■ STATED TASK:
Set down all of the data that follows word for word, without the images.

Lines of data:
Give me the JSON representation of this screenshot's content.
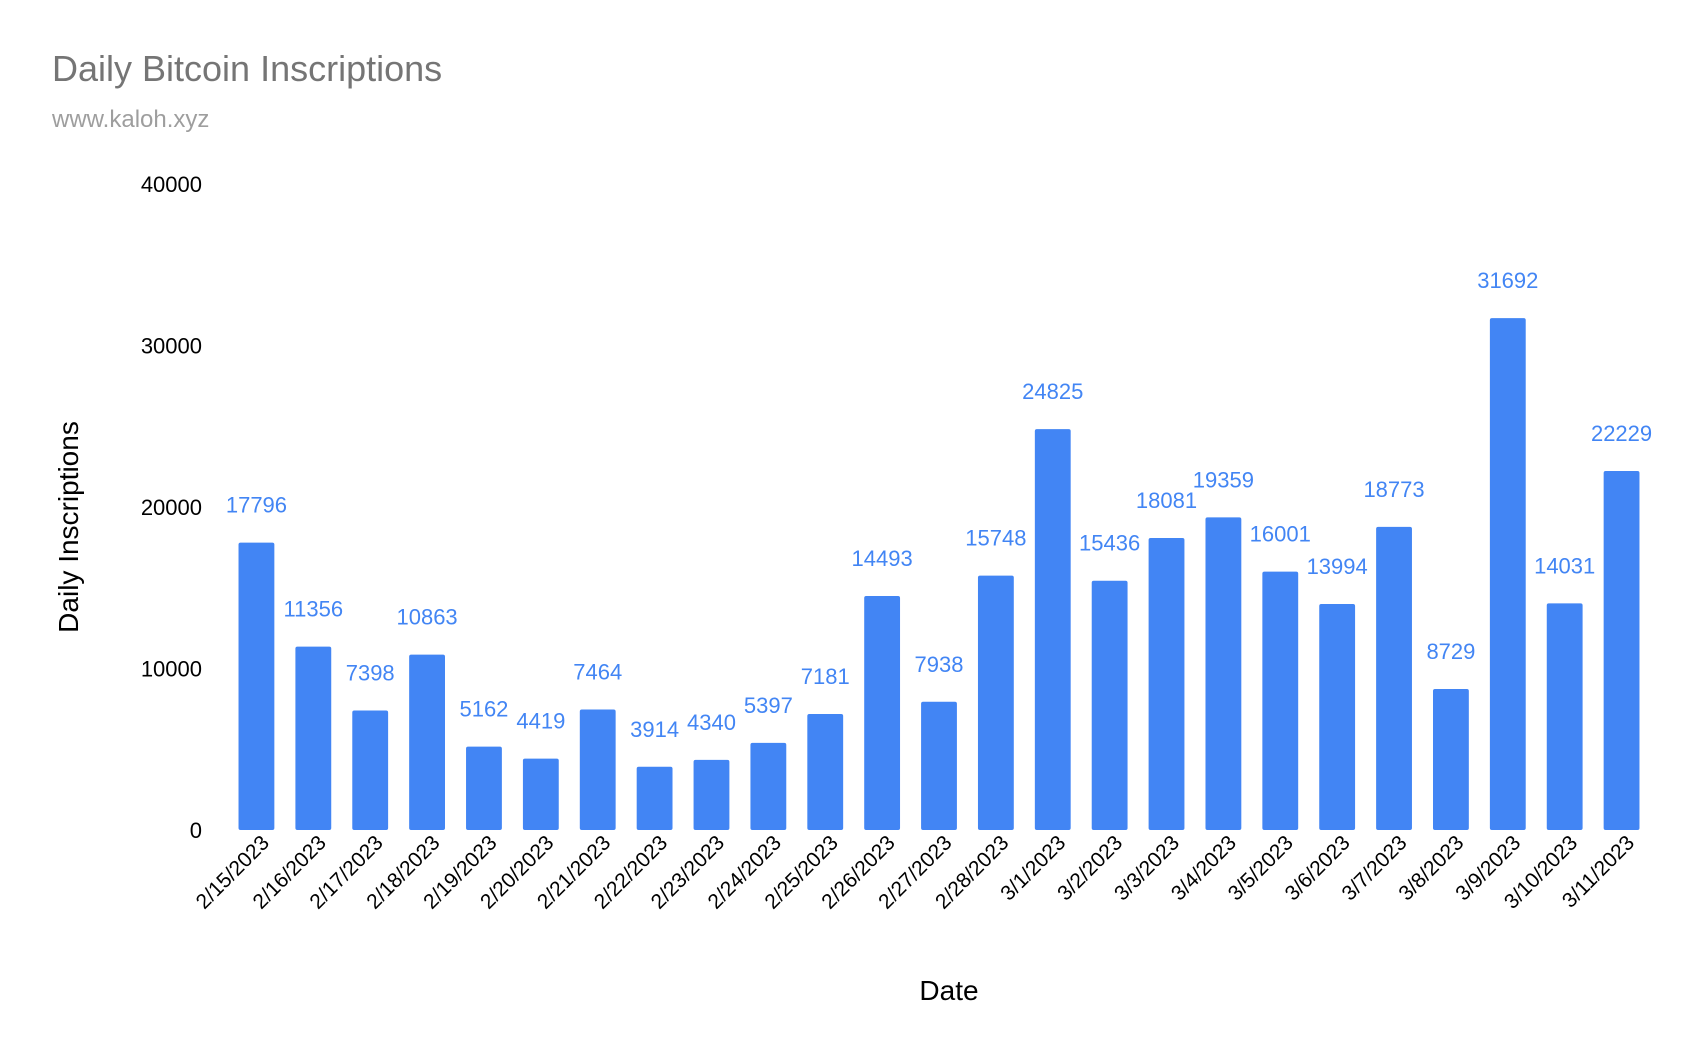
{
  "chart_data": {
    "type": "bar",
    "title": "Daily Bitcoin Inscriptions",
    "subtitle": "www.kaloh.xyz",
    "xlabel": "Date",
    "ylabel": "Daily Inscriptions",
    "ylim": [
      0,
      40000
    ],
    "yticks": [
      0,
      10000,
      20000,
      30000,
      40000
    ],
    "grid": false,
    "legend": "none",
    "bar_color": "#4285f4",
    "label_color": "#4285f4",
    "categories": [
      "2/15/2023",
      "2/16/2023",
      "2/17/2023",
      "2/18/2023",
      "2/19/2023",
      "2/20/2023",
      "2/21/2023",
      "2/22/2023",
      "2/23/2023",
      "2/24/2023",
      "2/25/2023",
      "2/26/2023",
      "2/27/2023",
      "2/28/2023",
      "3/1/2023",
      "3/2/2023",
      "3/3/2023",
      "3/4/2023",
      "3/5/2023",
      "3/6/2023",
      "3/7/2023",
      "3/8/2023",
      "3/9/2023",
      "3/10/2023",
      "3/11/2023"
    ],
    "values": [
      17796,
      11356,
      7398,
      10863,
      5162,
      4419,
      7464,
      3914,
      4340,
      5397,
      7181,
      14493,
      7938,
      15748,
      24825,
      15436,
      18081,
      19359,
      16001,
      13994,
      18773,
      8729,
      31692,
      14031,
      22229
    ]
  }
}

■ TASK RESULT:
Give me the JSON representation of this screenshot's content.
{
  "chart_data": {
    "type": "bar",
    "title": "Daily Bitcoin Inscriptions",
    "subtitle": "www.kaloh.xyz",
    "xlabel": "Date",
    "ylabel": "Daily Inscriptions",
    "ylim": [
      0,
      40000
    ],
    "yticks": [
      0,
      10000,
      20000,
      30000,
      40000
    ],
    "grid": false,
    "legend": "none",
    "bar_color": "#4285f4",
    "label_color": "#4285f4",
    "categories": [
      "2/15/2023",
      "2/16/2023",
      "2/17/2023",
      "2/18/2023",
      "2/19/2023",
      "2/20/2023",
      "2/21/2023",
      "2/22/2023",
      "2/23/2023",
      "2/24/2023",
      "2/25/2023",
      "2/26/2023",
      "2/27/2023",
      "2/28/2023",
      "3/1/2023",
      "3/2/2023",
      "3/3/2023",
      "3/4/2023",
      "3/5/2023",
      "3/6/2023",
      "3/7/2023",
      "3/8/2023",
      "3/9/2023",
      "3/10/2023",
      "3/11/2023"
    ],
    "values": [
      17796,
      11356,
      7398,
      10863,
      5162,
      4419,
      7464,
      3914,
      4340,
      5397,
      7181,
      14493,
      7938,
      15748,
      24825,
      15436,
      18081,
      19359,
      16001,
      13994,
      18773,
      8729,
      31692,
      14031,
      22229
    ]
  }
}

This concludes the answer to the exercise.